[Records to process]
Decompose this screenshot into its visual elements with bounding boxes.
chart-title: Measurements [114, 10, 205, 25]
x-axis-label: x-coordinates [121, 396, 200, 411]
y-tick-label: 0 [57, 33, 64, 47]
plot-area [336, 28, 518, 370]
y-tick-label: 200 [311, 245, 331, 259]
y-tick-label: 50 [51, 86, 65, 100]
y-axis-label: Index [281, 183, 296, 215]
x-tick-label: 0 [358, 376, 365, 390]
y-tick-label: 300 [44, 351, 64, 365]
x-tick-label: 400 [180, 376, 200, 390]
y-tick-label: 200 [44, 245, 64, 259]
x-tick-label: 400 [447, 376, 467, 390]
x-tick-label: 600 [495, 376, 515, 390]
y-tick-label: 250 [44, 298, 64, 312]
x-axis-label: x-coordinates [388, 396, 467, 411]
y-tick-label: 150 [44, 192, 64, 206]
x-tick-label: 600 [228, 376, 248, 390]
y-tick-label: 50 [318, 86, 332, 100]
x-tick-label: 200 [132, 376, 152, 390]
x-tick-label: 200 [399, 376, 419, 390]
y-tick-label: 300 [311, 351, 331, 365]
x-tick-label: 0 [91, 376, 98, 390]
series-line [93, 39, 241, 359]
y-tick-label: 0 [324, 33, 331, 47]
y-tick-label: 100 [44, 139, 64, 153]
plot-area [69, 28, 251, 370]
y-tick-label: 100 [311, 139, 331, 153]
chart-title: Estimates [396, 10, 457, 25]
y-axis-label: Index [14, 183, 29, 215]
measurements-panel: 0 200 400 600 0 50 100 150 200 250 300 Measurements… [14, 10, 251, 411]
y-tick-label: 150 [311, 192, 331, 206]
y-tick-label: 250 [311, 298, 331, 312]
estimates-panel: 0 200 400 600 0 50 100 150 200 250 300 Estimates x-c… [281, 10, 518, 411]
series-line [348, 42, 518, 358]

[Exercise brief]
Lay out every line of the item above as a Markdown table with columns headed Row and Line, numbering each line and skipping blank ones.

[Problem solution]
| Row | Line |
|---|---|
| 1 | Decompose this screenshot into its visual elements with bounding boxes. |
| 2 | chart-title: Measurements [114, 10, 205, 25] |
| 3 | x-axis-label: x-coordinates [121, 396, 200, 411] |
| 4 | y-tick-label: 0 [57, 33, 64, 47] |
| 5 | plot-area [336, 28, 518, 370] |
| 6 | y-tick-label: 200 [311, 245, 331, 259] |
| 7 | y-tick-label: 50 [51, 86, 65, 100] |
| 8 | y-axis-label: Index [281, 183, 296, 215] |
| 9 | x-tick-label: 0 [358, 376, 365, 390] |
| 10 | y-tick-label: 300 [44, 351, 64, 365] |
| 11 | x-tick-label: 400 [180, 376, 200, 390] |
| 12 | y-tick-label: 200 [44, 245, 64, 259] |
| 13 | x-tick-label: 400 [447, 376, 467, 390] |
| 14 | x-tick-label: 600 [495, 376, 515, 390] |
| 15 | y-tick-label: 250 [44, 298, 64, 312] |
| 16 | x-axis-label: x-coordinates [388, 396, 467, 411] |
| 17 | y-tick-label: 150 [44, 192, 64, 206] |
| 18 | x-tick-label: 600 [228, 376, 248, 390] |
| 19 | y-tick-label: 50 [318, 86, 332, 100] |
| 20 | x-tick-label: 200 [132, 376, 152, 390] |
| 21 | x-tick-label: 200 [399, 376, 419, 390] |
| 22 | y-tick-label: 300 [311, 351, 331, 365] |
| 23 | x-tick-label: 0 [91, 376, 98, 390] |
| 24 | series-line [93, 39, 241, 359] |
| 25 | y-tick-label: 0 [324, 33, 331, 47] |
| 26 | y-tick-label: 100 [44, 139, 64, 153] |
| 27 | plot-area [69, 28, 251, 370] |
| 28 | y-tick-label: 100 [311, 139, 331, 153] |
| 29 | chart-title: Estimates [396, 10, 457, 25] |
| 30 | y-axis-label: Index [14, 183, 29, 215] |
| 31 | measurements-panel: 0 200 400 600 0 50 100 150 200 250 300 Measurements… [14, 10, 251, 411] |
| 32 | y-tick-label: 150 [311, 192, 331, 206] |
| 33 | y-tick-label: 250 [311, 298, 331, 312] |
| 34 | estimates-panel: 0 200 400 600 0 50 100 150 200 250 300 Estimates x-c… [281, 10, 518, 411] |
| 35 | series-line [348, 42, 518, 358] |